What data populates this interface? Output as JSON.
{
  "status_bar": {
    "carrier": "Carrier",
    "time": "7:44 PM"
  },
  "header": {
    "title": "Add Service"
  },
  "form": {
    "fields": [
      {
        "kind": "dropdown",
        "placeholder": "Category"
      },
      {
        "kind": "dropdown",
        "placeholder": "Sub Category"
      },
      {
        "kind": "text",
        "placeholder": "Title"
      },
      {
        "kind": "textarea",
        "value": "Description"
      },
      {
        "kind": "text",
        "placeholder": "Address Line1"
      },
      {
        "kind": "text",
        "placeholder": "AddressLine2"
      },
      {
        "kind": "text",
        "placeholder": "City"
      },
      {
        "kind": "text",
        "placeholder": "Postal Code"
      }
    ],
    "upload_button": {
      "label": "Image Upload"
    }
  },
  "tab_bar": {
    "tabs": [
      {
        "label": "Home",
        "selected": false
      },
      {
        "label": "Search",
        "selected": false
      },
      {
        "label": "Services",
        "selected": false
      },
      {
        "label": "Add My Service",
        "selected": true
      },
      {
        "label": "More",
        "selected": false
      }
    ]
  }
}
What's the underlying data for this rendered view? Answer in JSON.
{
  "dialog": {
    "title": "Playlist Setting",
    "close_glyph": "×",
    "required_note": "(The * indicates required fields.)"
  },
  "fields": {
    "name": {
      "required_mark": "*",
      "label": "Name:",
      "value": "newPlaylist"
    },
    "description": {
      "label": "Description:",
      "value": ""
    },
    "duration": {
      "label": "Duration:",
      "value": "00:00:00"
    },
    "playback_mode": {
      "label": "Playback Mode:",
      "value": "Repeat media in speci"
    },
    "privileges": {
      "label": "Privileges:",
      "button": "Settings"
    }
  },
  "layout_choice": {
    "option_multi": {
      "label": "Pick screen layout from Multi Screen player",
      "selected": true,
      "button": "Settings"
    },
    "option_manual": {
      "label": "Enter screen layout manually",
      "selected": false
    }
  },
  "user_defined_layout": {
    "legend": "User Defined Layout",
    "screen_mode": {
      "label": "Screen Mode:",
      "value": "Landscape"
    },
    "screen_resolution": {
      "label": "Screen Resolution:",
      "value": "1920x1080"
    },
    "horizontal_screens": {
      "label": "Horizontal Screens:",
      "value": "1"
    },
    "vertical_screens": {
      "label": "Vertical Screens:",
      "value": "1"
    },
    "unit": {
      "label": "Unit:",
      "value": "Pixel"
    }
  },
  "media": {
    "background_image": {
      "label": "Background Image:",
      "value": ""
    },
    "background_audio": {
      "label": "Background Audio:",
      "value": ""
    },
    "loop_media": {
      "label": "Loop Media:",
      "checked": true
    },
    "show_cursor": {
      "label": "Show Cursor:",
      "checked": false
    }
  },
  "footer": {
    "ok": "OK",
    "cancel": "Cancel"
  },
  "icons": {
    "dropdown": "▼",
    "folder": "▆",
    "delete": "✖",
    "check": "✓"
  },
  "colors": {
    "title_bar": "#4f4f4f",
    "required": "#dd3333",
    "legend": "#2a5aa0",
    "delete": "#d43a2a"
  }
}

--------

Requirement: From the first line to the last, please quote the material above exactly.

Answer to this task:
What data populates this interface? Output as JSON.
{
  "status_bar": {
    "carrier": "Carrier",
    "time": "7:44 PM"
  },
  "header": {
    "title": "Add Service"
  },
  "form": {
    "fields": [
      {
        "kind": "dropdown",
        "placeholder": "Category"
      },
      {
        "kind": "dropdown",
        "placeholder": "Sub Category"
      },
      {
        "kind": "text",
        "placeholder": "Title"
      },
      {
        "kind": "textarea",
        "value": "Description"
      },
      {
        "kind": "text",
        "placeholder": "Address Line1"
      },
      {
        "kind": "text",
        "placeholder": "AddressLine2"
      },
      {
        "kind": "text",
        "placeholder": "City"
      },
      {
        "kind": "text",
        "placeholder": "Postal Code"
      }
    ],
    "upload_button": {
      "label": "Image Upload"
    }
  },
  "tab_bar": {
    "tabs": [
      {
        "label": "Home",
        "selected": false
      },
      {
        "label": "Search",
        "selected": false
      },
      {
        "label": "Services",
        "selected": false
      },
      {
        "label": "Add My Service",
        "selected": true
      },
      {
        "label": "More",
        "selected": false
      }
    ]
  }
}
What's the underlying data for this rendered view? Answer in JSON.
{
  "dialog": {
    "title": "Playlist Setting",
    "close_glyph": "×",
    "required_note": "(The * indicates required fields.)"
  },
  "fields": {
    "name": {
      "required_mark": "*",
      "label": "Name:",
      "value": "newPlaylist"
    },
    "description": {
      "label": "Description:",
      "value": ""
    },
    "duration": {
      "label": "Duration:",
      "value": "00:00:00"
    },
    "playback_mode": {
      "label": "Playback Mode:",
      "value": "Repeat media in speci"
    },
    "privileges": {
      "label": "Privileges:",
      "button": "Settings"
    }
  },
  "layout_choice": {
    "option_multi": {
      "label": "Pick screen layout from Multi Screen player",
      "selected": true,
      "button": "Settings"
    },
    "option_manual": {
      "label": "Enter screen layout manually",
      "selected": false
    }
  },
  "user_defined_layout": {
    "legend": "User Defined Layout",
    "screen_mode": {
      "label": "Screen Mode:",
      "value": "Landscape"
    },
    "screen_resolution": {
      "label": "Screen Resolution:",
      "value": "1920x1080"
    },
    "horizontal_screens": {
      "label": "Horizontal Screens:",
      "value": "1"
    },
    "vertical_screens": {
      "label": "Vertical Screens:",
      "value": "1"
    },
    "unit": {
      "label": "Unit:",
      "value": "Pixel"
    }
  },
  "media": {
    "background_image": {
      "label": "Background Image:",
      "value": ""
    },
    "background_audio": {
      "label": "Background Audio:",
      "value": ""
    },
    "loop_media": {
      "label": "Loop Media:",
      "checked": true
    },
    "show_cursor": {
      "label": "Show Cursor:",
      "checked": false
    }
  },
  "footer": {
    "ok": "OK",
    "cancel": "Cancel"
  },
  "icons": {
    "dropdown": "▼",
    "folder": "▆",
    "delete": "✖",
    "check": "✓"
  },
  "colors": {
    "title_bar": "#4f4f4f",
    "required": "#dd3333",
    "legend": "#2a5aa0",
    "delete": "#d43a2a"
  }
}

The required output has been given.